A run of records
● ● ●
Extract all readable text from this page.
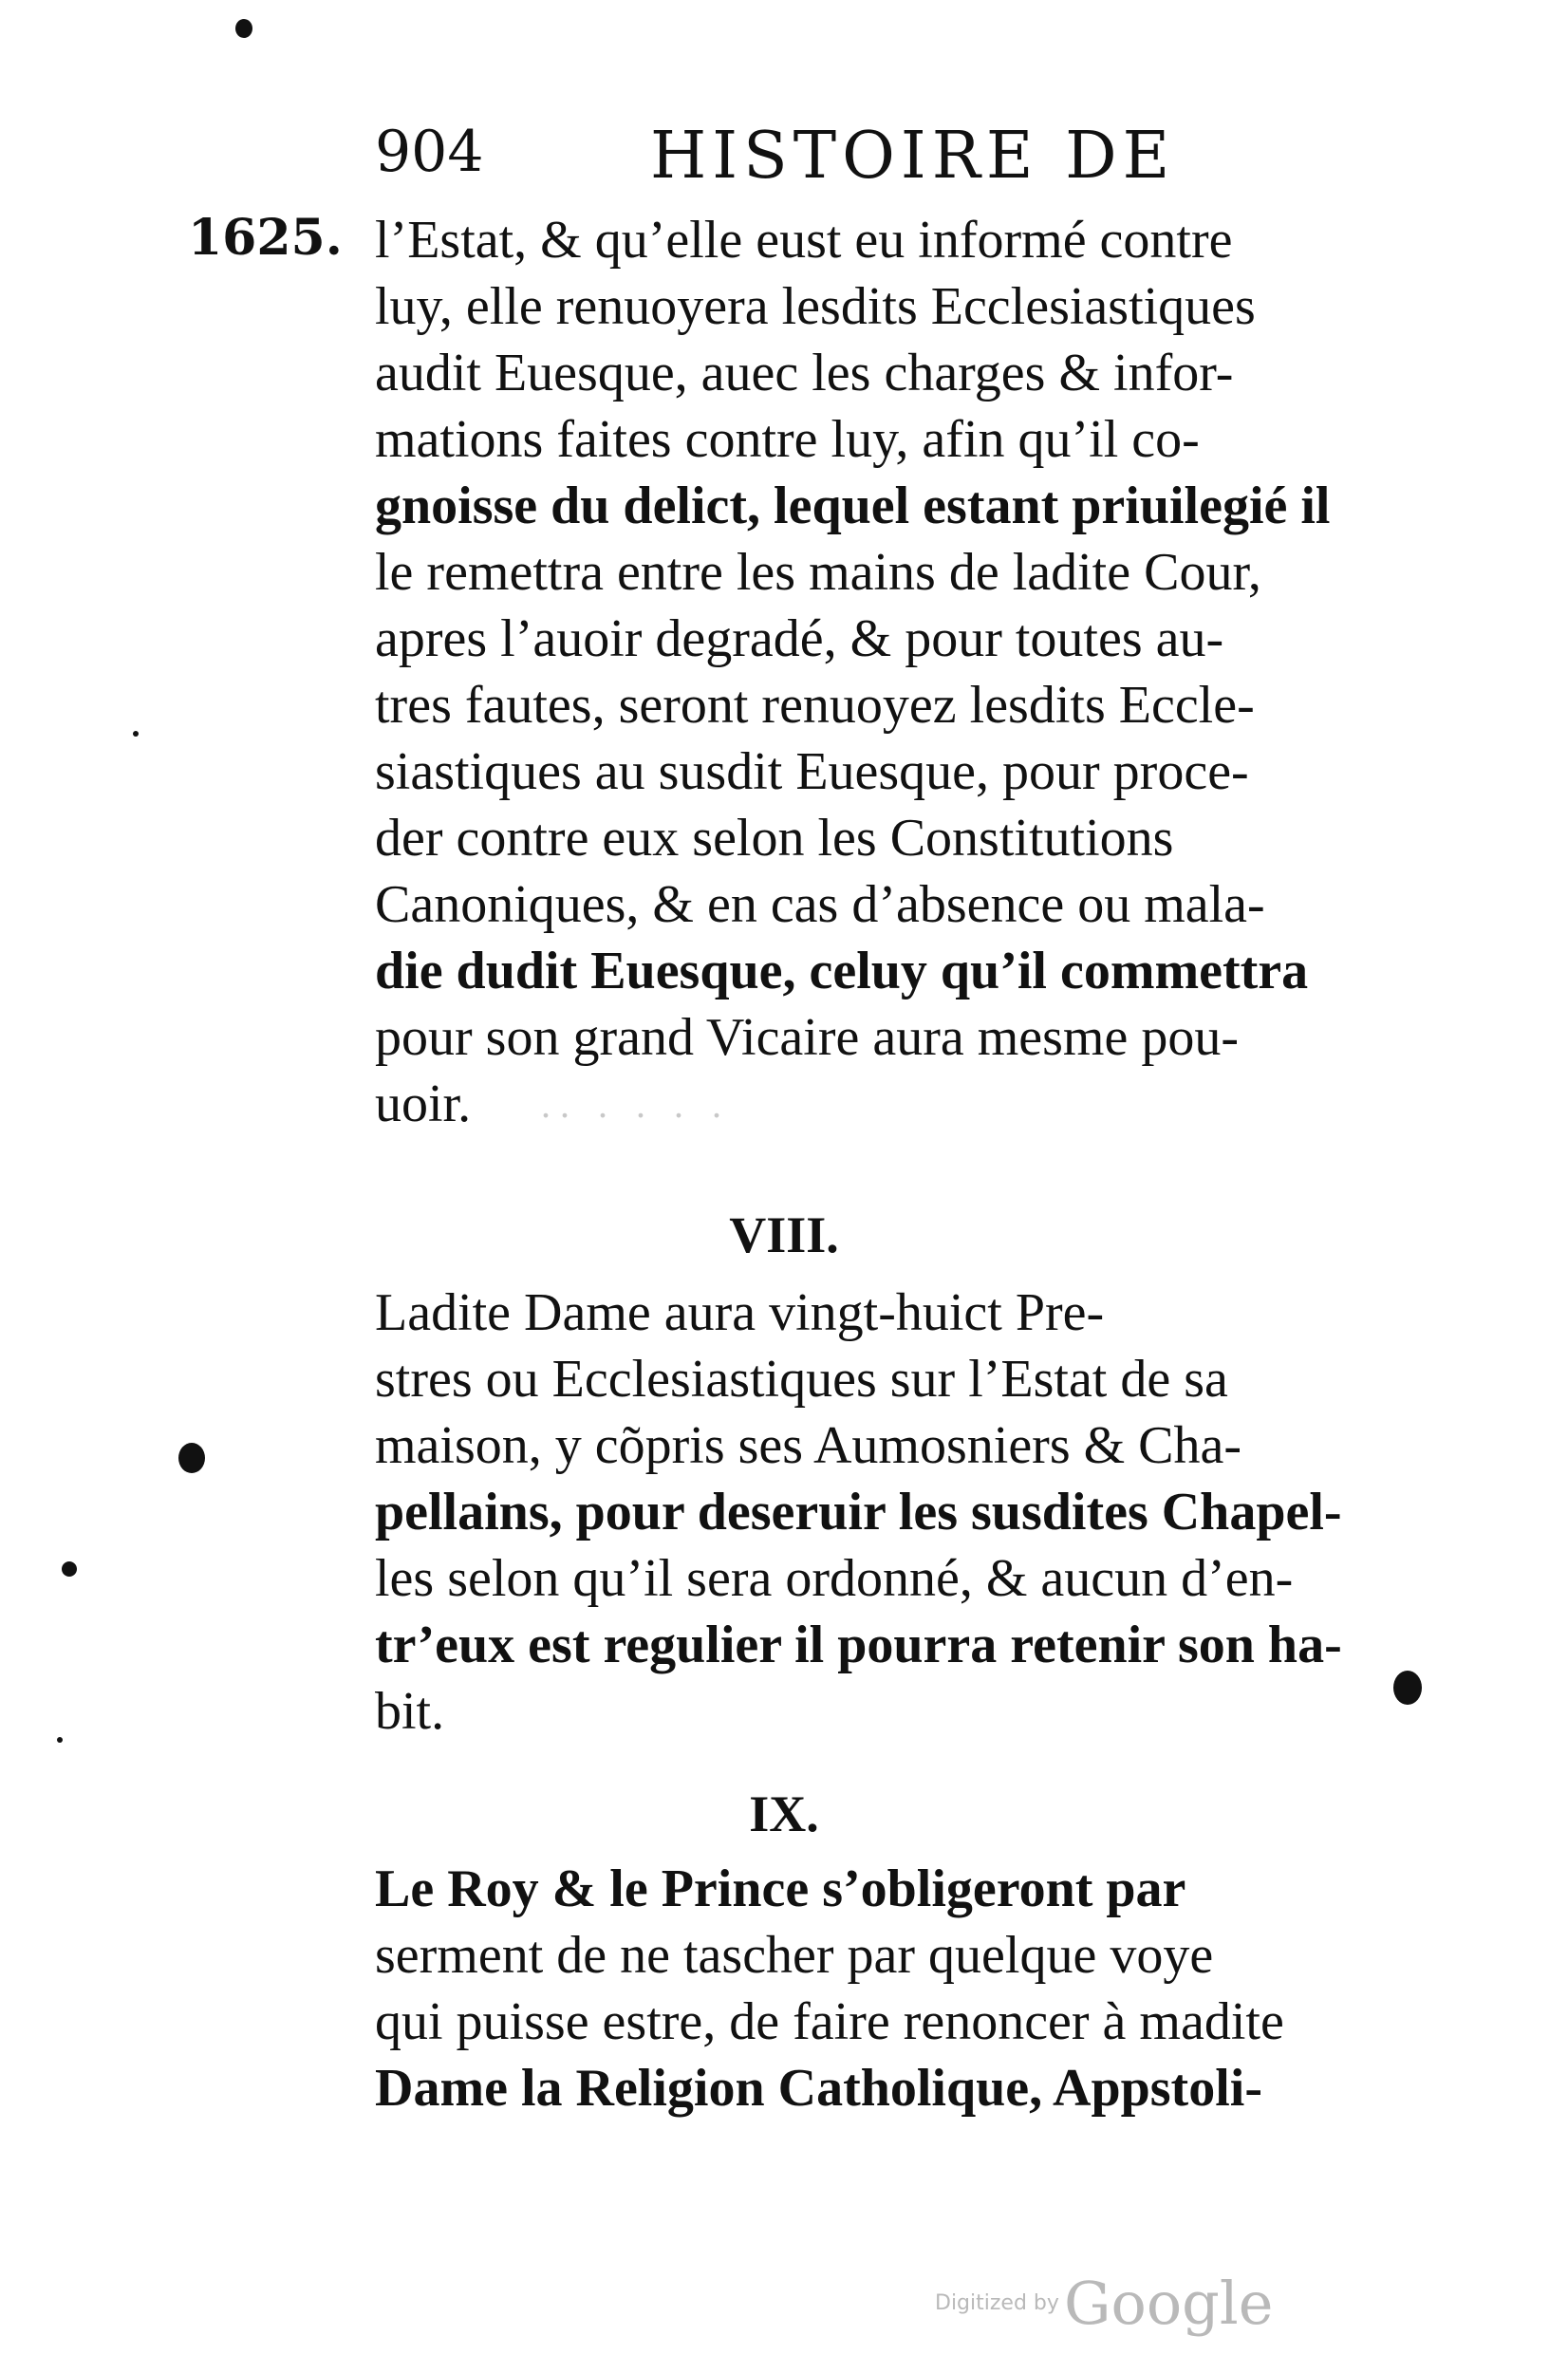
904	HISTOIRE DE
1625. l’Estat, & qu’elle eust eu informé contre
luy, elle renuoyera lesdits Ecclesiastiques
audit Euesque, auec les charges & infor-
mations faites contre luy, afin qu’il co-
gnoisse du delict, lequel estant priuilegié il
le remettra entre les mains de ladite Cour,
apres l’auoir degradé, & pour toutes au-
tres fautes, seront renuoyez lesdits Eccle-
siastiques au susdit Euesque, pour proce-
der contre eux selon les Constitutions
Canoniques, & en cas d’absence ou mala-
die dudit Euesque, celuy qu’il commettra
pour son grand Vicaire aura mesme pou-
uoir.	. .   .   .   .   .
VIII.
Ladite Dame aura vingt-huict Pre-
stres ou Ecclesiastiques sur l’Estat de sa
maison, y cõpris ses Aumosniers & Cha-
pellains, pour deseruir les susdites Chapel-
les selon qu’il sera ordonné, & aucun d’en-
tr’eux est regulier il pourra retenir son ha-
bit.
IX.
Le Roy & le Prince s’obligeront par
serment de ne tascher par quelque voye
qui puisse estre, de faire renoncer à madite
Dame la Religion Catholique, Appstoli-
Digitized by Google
● ● ●
- _INSTRUCTION_
Each line in the listing above that contains "Euesque" should be copied.

- _TASK ANSWER_
audit Euesque, auec les charges & infor-
siastiques au susdit Euesque, pour proce-
die dudit Euesque, celuy qu’il commettra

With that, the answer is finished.